▸ **REQUIREMENTS**
Each entry below must be repeated word for word.

▸ **SUPPLIED RECORDS**
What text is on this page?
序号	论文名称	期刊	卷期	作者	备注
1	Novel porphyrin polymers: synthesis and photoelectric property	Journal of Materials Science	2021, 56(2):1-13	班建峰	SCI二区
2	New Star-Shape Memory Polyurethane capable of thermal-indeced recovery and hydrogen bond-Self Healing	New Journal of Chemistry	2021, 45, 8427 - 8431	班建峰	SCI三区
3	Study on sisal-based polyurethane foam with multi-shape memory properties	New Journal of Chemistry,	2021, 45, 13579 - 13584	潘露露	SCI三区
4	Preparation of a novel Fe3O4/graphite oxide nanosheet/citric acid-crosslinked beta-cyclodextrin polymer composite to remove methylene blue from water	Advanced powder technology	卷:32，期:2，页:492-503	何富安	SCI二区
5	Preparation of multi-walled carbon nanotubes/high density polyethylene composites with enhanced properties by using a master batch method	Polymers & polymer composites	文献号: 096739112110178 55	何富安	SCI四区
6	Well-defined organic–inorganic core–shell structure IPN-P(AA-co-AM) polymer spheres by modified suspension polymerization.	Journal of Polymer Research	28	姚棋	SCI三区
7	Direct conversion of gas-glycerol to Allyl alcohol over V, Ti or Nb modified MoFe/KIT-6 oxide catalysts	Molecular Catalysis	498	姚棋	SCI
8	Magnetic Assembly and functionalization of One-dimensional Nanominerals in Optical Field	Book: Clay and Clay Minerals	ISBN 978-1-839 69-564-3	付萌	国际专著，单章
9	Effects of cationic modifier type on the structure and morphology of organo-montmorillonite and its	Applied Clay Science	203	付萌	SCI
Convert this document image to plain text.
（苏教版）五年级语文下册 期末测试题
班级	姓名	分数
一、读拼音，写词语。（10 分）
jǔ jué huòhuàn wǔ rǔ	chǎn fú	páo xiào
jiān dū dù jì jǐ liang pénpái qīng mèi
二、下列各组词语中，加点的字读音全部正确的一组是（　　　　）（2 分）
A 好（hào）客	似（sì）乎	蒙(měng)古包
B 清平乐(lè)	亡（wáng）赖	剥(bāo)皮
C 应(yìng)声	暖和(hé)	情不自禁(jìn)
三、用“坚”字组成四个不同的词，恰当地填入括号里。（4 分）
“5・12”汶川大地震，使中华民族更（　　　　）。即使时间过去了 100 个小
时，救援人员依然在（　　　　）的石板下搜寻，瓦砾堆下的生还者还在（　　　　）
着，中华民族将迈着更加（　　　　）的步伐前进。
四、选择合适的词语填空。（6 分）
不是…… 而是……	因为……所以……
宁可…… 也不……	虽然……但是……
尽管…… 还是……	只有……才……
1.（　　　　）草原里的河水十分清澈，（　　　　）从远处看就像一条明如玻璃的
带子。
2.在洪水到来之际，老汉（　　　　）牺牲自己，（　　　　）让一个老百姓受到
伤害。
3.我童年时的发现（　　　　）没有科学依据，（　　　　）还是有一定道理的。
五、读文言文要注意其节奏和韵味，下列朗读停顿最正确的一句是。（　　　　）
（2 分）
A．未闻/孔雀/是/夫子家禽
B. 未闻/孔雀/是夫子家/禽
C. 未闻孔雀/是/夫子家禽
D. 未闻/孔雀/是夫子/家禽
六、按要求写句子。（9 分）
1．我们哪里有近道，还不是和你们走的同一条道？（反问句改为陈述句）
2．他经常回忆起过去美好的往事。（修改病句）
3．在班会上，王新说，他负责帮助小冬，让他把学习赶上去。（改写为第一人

▸ **THE SOLUTION**
What text is on this page?
序号	论文名称	期刊	卷期	作者	备注
1	Novel porphyrin polymers: synthesis and photoelectric property	Journal of Materials Science	2021, 56(2):1-13	班建峰	SCI二区
2	New Star-Shape Memory Polyurethane capable of thermal-indeced recovery and hydrogen bond-Self Healing	New Journal of Chemistry	2021, 45, 8427 - 8431	班建峰	SCI三区
3	Study on sisal-based polyurethane foam with multi-shape memory properties	New Journal of Chemistry,	2021, 45, 13579 - 13584	潘露露	SCI三区
4	Preparation of a novel Fe3O4/graphite oxide nanosheet/citric acid-crosslinked beta-cyclodextrin polymer composite to remove methylene blue from water	Advanced powder technology	卷:32，期:2，页:492-503	何富安	SCI二区
5	Preparation of multi-walled carbon nanotubes/high density polyethylene composites with enhanced properties by using a master batch method	Polymers & polymer composites	文献号: 096739112110178 55	何富安	SCI四区
6	Well-defined organic–inorganic core–shell structure IPN-P(AA-co-AM) polymer spheres by modified suspension polymerization.	Journal of Polymer Research	28	姚棋	SCI三区
7	Direct conversion of gas-glycerol to Allyl alcohol over V, Ti or Nb modified MoFe/KIT-6 oxide catalysts	Molecular Catalysis	498	姚棋	SCI
8	Magnetic Assembly and functionalization of One-dimensional Nanominerals in Optical Field	Book: Clay and Clay Minerals	ISBN 978-1-839 69-564-3	付萌	国际专著，单章
9	Effects of cationic modifier type on the structure and morphology of organo-montmorillonite and its	Applied Clay Science	203	付萌	SCI
Convert this document image to plain text.
（苏教版）五年级语文下册 期末测试题
班级	姓名	分数
一、读拼音，写词语。（10 分）
jǔ jué huòhuàn wǔ rǔ	chǎn fú	páo xiào
jiān dū dù jì jǐ liang pénpái qīng mèi
二、下列各组词语中，加点的字读音全部正确的一组是（　　　　）（2 分）
A 好（hào）客	似（sì）乎	蒙(měng)古包
B 清平乐(lè)	亡（wáng）赖	剥(bāo)皮
C 应(yìng)声	暖和(hé)	情不自禁(jìn)
三、用“坚”字组成四个不同的词，恰当地填入括号里。（4 分）
“5・12”汶川大地震，使中华民族更（　　　　）。即使时间过去了 100 个小
时，救援人员依然在（　　　　）的石板下搜寻，瓦砾堆下的生还者还在（　　　　）
着，中华民族将迈着更加（　　　　）的步伐前进。
四、选择合适的词语填空。（6 分）
不是…… 而是……	因为……所以……
宁可…… 也不……	虽然……但是……
尽管…… 还是……	只有……才……
1.（　　　　）草原里的河水十分清澈，（　　　　）从远处看就像一条明如玻璃的
带子。
2.在洪水到来之际，老汉（　　　　）牺牲自己，（　　　　）让一个老百姓受到
伤害。
3.我童年时的发现（　　　　）没有科学依据，（　　　　）还是有一定道理的。
五、读文言文要注意其节奏和韵味，下列朗读停顿最正确的一句是。（　　　　）
（2 分）
A．未闻/孔雀/是/夫子家禽
B. 未闻/孔雀/是夫子家/禽
C. 未闻孔雀/是/夫子家禽
D. 未闻/孔雀/是夫子/家禽
六、按要求写句子。（9 分）
1．我们哪里有近道，还不是和你们走的同一条道？（反问句改为陈述句）
2．他经常回忆起过去美好的往事。（修改病句）
3．在班会上，王新说，他负责帮助小冬，让他把学习赶上去。（改写为第一人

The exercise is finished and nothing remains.